Type out all the records word for word. Any pictures are to be left out.

────────────────

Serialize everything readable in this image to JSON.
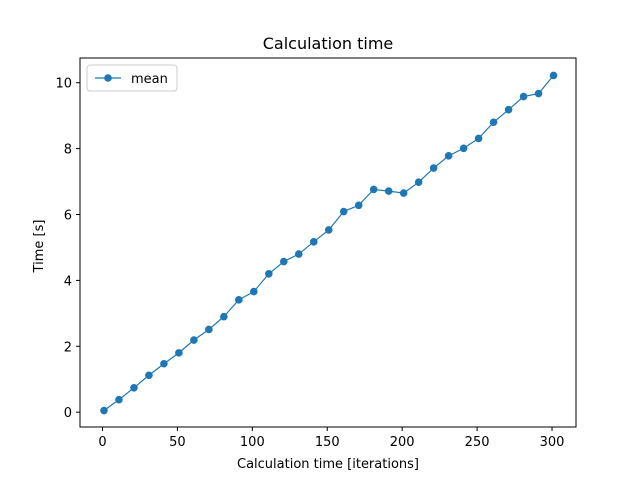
{
  "chart_data": {
    "type": "line",
    "title": "Calculation time",
    "xlabel": "Calculation time [iterations]",
    "ylabel": "Time [s]",
    "xlim": [
      -15,
      316
    ],
    "ylim": [
      -0.45,
      10.75
    ],
    "xticks": [
      0,
      50,
      100,
      150,
      200,
      250,
      300
    ],
    "yticks": [
      0,
      2,
      4,
      6,
      8,
      10
    ],
    "grid": false,
    "legend_position": "top-left",
    "series": [
      {
        "name": "mean",
        "color": "#1f77b4",
        "marker": "circle",
        "x": [
          1,
          11,
          21,
          31,
          41,
          51,
          61,
          71,
          81,
          91,
          101,
          111,
          121,
          131,
          141,
          151,
          161,
          171,
          181,
          191,
          201,
          211,
          221,
          231,
          241,
          251,
          261,
          271,
          281,
          291,
          301
        ],
        "y": [
          0.05,
          0.38,
          0.74,
          1.12,
          1.47,
          1.8,
          2.19,
          2.51,
          2.9,
          3.41,
          3.66,
          4.2,
          4.57,
          4.8,
          5.17,
          5.53,
          6.09,
          6.28,
          6.76,
          6.71,
          6.65,
          6.98,
          7.41,
          7.78,
          8.01,
          8.31,
          8.8,
          9.18,
          9.58,
          9.67,
          10.22
        ]
      }
    ]
  }
}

────────────────

ANSWER TO THIS EXERCISE:
Serialize everything readable in this image to JSON.
{
  "chart_data": {
    "type": "line",
    "title": "Calculation time",
    "xlabel": "Calculation time [iterations]",
    "ylabel": "Time [s]",
    "xlim": [
      -15,
      316
    ],
    "ylim": [
      -0.45,
      10.75
    ],
    "xticks": [
      0,
      50,
      100,
      150,
      200,
      250,
      300
    ],
    "yticks": [
      0,
      2,
      4,
      6,
      8,
      10
    ],
    "grid": false,
    "legend_position": "top-left",
    "series": [
      {
        "name": "mean",
        "color": "#1f77b4",
        "marker": "circle",
        "x": [
          1,
          11,
          21,
          31,
          41,
          51,
          61,
          71,
          81,
          91,
          101,
          111,
          121,
          131,
          141,
          151,
          161,
          171,
          181,
          191,
          201,
          211,
          221,
          231,
          241,
          251,
          261,
          271,
          281,
          291,
          301
        ],
        "y": [
          0.05,
          0.38,
          0.74,
          1.12,
          1.47,
          1.8,
          2.19,
          2.51,
          2.9,
          3.41,
          3.66,
          4.2,
          4.57,
          4.8,
          5.17,
          5.53,
          6.09,
          6.28,
          6.76,
          6.71,
          6.65,
          6.98,
          7.41,
          7.78,
          8.01,
          8.31,
          8.8,
          9.18,
          9.58,
          9.67,
          10.22
        ]
      }
    ]
  }
}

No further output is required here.